• [The records]
((
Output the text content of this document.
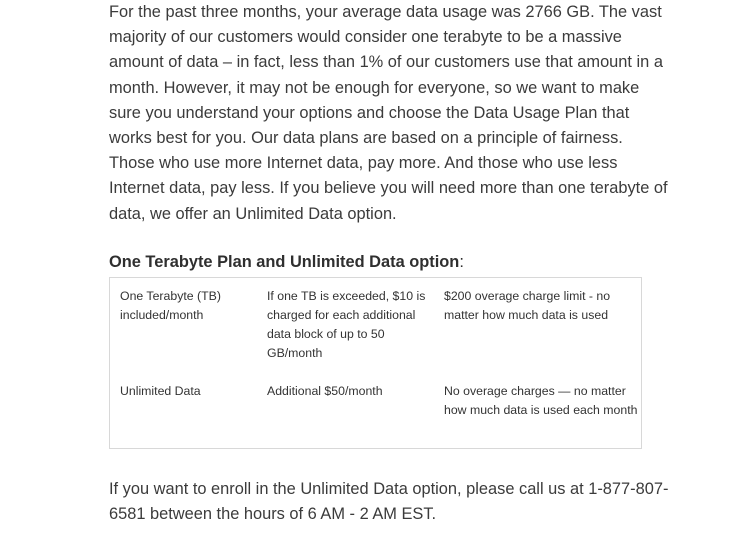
For the past three months, your average data usage was 2766 GB. The vast majority of our customers would consider one terabyte to be a massive amount of data – in fact, less than 1% of our customers use that amount in a month. However, it may not be enough for everyone, so we want to make sure you understand your options and choose the Data Usage Plan that works best for you. Our data plans are based on a principle of fairness. Those who use more Internet data, pay more. And those who use less Internet data, pay less. If you believe you will need more than one terabyte of data, we offer an Unlimited Data option.

One Terabyte Plan and Unlimited Data option:
One Terabyte (TB) included/month
If one TB is exceeded, $10 is charged for each additional data block of up to 50 GB/month
$200 overage charge limit - no matter how much data is used
Unlimited Data	Additional $50/month	No overage charges — no matter how much data is used each month

If you want to enroll in the Unlimited Data option, please call us at 1-877-807-6581 between the hours of 6 AM - 2 AM EST.
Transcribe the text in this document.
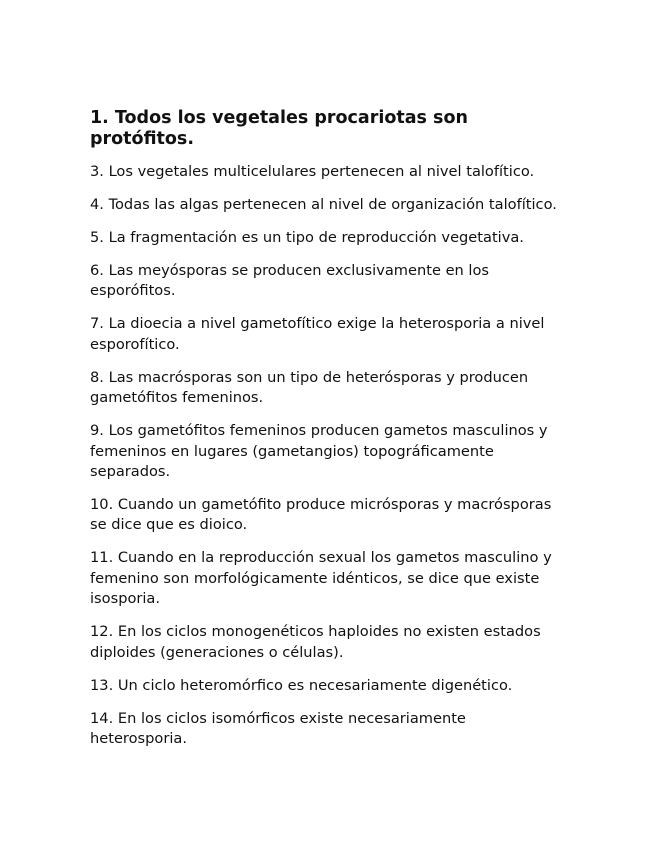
1. Todos los vegetales procariotas son protófitos.
3. Los vegetales multicelulares pertenecen al nivel talofítico.
4. Todas las algas pertenecen al nivel de organización talofítico.
5. La fragmentación es un tipo de reproducción vegetativa.
6. Las meyósporas se producen exclusivamente en los esporófitos.
7. La dioecia a nivel gametofítico exige la heterosporia a nivel esporofítico.
8. Las macrósporas son un tipo de heterósporas y producen gametófitos femeninos.
9. Los gametófitos femeninos producen gametos masculinos y femeninos en lugares (gametangios) topográficamente separados.
10. Cuando un gametófito produce micrósporas y macrósporas se dice que es dioico.
11. Cuando en la reproducción sexual los gametos masculino y femenino son morfológicamente idénticos, se dice que existe isosporia.
12. En los ciclos monogenéticos haploides no existen estados diploides (generaciones o células).
13. Un ciclo heteromórfico es necesariamente digenético.
14. En los ciclos isomórficos existe necesariamente heterosporia.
))
Show each line of the data that contains the string "ciclos".

12. En los ciclos monogenéticos haploides no existen estados diploides (generaciones o células).
14. En los ciclos isomórficos existe necesariamente heterosporia.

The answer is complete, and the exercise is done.